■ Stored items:
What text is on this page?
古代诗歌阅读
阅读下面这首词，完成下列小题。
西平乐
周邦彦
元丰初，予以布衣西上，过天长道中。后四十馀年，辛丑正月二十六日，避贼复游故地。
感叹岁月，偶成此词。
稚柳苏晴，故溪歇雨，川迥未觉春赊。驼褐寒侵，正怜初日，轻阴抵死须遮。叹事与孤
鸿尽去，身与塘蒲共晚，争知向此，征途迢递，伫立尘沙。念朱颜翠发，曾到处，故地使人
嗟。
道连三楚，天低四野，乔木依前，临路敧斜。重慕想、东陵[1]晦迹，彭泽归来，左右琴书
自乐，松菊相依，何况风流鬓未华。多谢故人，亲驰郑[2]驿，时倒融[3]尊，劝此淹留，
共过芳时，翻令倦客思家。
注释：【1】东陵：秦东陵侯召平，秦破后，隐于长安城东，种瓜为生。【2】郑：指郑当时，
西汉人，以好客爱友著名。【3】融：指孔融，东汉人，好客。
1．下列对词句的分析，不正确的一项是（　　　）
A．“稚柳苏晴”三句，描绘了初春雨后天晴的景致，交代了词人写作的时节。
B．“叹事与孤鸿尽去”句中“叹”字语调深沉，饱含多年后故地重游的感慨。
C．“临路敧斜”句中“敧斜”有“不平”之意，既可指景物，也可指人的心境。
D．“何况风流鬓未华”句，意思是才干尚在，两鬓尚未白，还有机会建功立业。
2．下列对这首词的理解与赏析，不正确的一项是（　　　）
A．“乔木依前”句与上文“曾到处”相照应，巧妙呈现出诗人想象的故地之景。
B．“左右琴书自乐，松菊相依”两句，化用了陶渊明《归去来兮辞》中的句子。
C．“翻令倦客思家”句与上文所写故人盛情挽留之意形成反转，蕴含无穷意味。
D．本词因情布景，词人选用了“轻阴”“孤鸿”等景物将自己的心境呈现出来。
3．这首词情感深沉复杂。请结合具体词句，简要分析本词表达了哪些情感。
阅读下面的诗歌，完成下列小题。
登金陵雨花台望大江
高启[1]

■ Goal:
Make an exact copy of the records.

■ Answer to this exercise:
What text is on this page?
古代诗歌阅读
阅读下面这首词，完成下列小题。
西平乐
周邦彦
元丰初，予以布衣西上，过天长道中。后四十馀年，辛丑正月二十六日，避贼复游故地。
感叹岁月，偶成此词。
稚柳苏晴，故溪歇雨，川迥未觉春赊。驼褐寒侵，正怜初日，轻阴抵死须遮。叹事与孤
鸿尽去，身与塘蒲共晚，争知向此，征途迢递，伫立尘沙。念朱颜翠发，曾到处，故地使人
嗟。
道连三楚，天低四野，乔木依前，临路敧斜。重慕想、东陵[1]晦迹，彭泽归来，左右琴书
自乐，松菊相依，何况风流鬓未华。多谢故人，亲驰郑[2]驿，时倒融[3]尊，劝此淹留，
共过芳时，翻令倦客思家。
注释：【1】东陵：秦东陵侯召平，秦破后，隐于长安城东，种瓜为生。【2】郑：指郑当时，
西汉人，以好客爱友著名。【3】融：指孔融，东汉人，好客。
1．下列对词句的分析，不正确的一项是（　　　）
A．“稚柳苏晴”三句，描绘了初春雨后天晴的景致，交代了词人写作的时节。
B．“叹事与孤鸿尽去”句中“叹”字语调深沉，饱含多年后故地重游的感慨。
C．“临路敧斜”句中“敧斜”有“不平”之意，既可指景物，也可指人的心境。
D．“何况风流鬓未华”句，意思是才干尚在，两鬓尚未白，还有机会建功立业。
2．下列对这首词的理解与赏析，不正确的一项是（　　　）
A．“乔木依前”句与上文“曾到处”相照应，巧妙呈现出诗人想象的故地之景。
B．“左右琴书自乐，松菊相依”两句，化用了陶渊明《归去来兮辞》中的句子。
C．“翻令倦客思家”句与上文所写故人盛情挽留之意形成反转，蕴含无穷意味。
D．本词因情布景，词人选用了“轻阴”“孤鸿”等景物将自己的心境呈现出来。
3．这首词情感深沉复杂。请结合具体词句，简要分析本词表达了哪些情感。
阅读下面的诗歌，完成下列小题。
登金陵雨花台望大江
高启[1]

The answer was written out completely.